Stored items
-- Begin --
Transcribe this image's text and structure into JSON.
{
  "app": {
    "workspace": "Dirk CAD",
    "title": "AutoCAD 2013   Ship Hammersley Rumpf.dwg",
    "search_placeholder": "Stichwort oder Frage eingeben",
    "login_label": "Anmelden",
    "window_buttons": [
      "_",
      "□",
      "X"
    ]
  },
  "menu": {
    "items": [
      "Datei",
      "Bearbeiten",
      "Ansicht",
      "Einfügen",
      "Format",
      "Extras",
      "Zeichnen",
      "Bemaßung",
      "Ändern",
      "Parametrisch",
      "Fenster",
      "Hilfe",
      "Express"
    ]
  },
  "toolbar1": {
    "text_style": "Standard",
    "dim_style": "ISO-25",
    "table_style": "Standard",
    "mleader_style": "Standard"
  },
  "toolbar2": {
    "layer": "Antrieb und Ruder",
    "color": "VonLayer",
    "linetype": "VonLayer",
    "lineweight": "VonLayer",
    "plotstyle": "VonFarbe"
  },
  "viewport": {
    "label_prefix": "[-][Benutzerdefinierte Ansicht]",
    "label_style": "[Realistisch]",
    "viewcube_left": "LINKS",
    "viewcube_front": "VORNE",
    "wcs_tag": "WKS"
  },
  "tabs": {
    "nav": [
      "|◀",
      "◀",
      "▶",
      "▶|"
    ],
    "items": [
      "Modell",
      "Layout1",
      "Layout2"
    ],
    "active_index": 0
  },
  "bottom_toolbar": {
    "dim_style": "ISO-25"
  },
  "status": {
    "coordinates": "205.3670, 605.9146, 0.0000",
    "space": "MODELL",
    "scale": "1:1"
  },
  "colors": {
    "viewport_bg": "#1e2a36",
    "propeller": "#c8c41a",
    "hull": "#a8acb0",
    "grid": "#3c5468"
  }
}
-- End --
Prompt
Copy down the material exactly as written.

Task result
Transcribe this image's text and structure into JSON.
{
  "app": {
    "workspace": "Dirk CAD",
    "title": "AutoCAD 2013   Ship Hammersley Rumpf.dwg",
    "search_placeholder": "Stichwort oder Frage eingeben",
    "login_label": "Anmelden",
    "window_buttons": [
      "_",
      "□",
      "X"
    ]
  },
  "menu": {
    "items": [
      "Datei",
      "Bearbeiten",
      "Ansicht",
      "Einfügen",
      "Format",
      "Extras",
      "Zeichnen",
      "Bemaßung",
      "Ändern",
      "Parametrisch",
      "Fenster",
      "Hilfe",
      "Express"
    ]
  },
  "toolbar1": {
    "text_style": "Standard",
    "dim_style": "ISO-25",
    "table_style": "Standard",
    "mleader_style": "Standard"
  },
  "toolbar2": {
    "layer": "Antrieb und Ruder",
    "color": "VonLayer",
    "linetype": "VonLayer",
    "lineweight": "VonLayer",
    "plotstyle": "VonFarbe"
  },
  "viewport": {
    "label_prefix": "[-][Benutzerdefinierte Ansicht]",
    "label_style": "[Realistisch]",
    "viewcube_left": "LINKS",
    "viewcube_front": "VORNE",
    "wcs_tag": "WKS"
  },
  "tabs": {
    "nav": [
      "|◀",
      "◀",
      "▶",
      "▶|"
    ],
    "items": [
      "Modell",
      "Layout1",
      "Layout2"
    ],
    "active_index": 0
  },
  "bottom_toolbar": {
    "dim_style": "ISO-25"
  },
  "status": {
    "coordinates": "205.3670, 605.9146, 0.0000",
    "space": "MODELL",
    "scale": "1:1"
  },
  "colors": {
    "viewport_bg": "#1e2a36",
    "propeller": "#c8c41a",
    "hull": "#a8acb0",
    "grid": "#3c5468"
  }
}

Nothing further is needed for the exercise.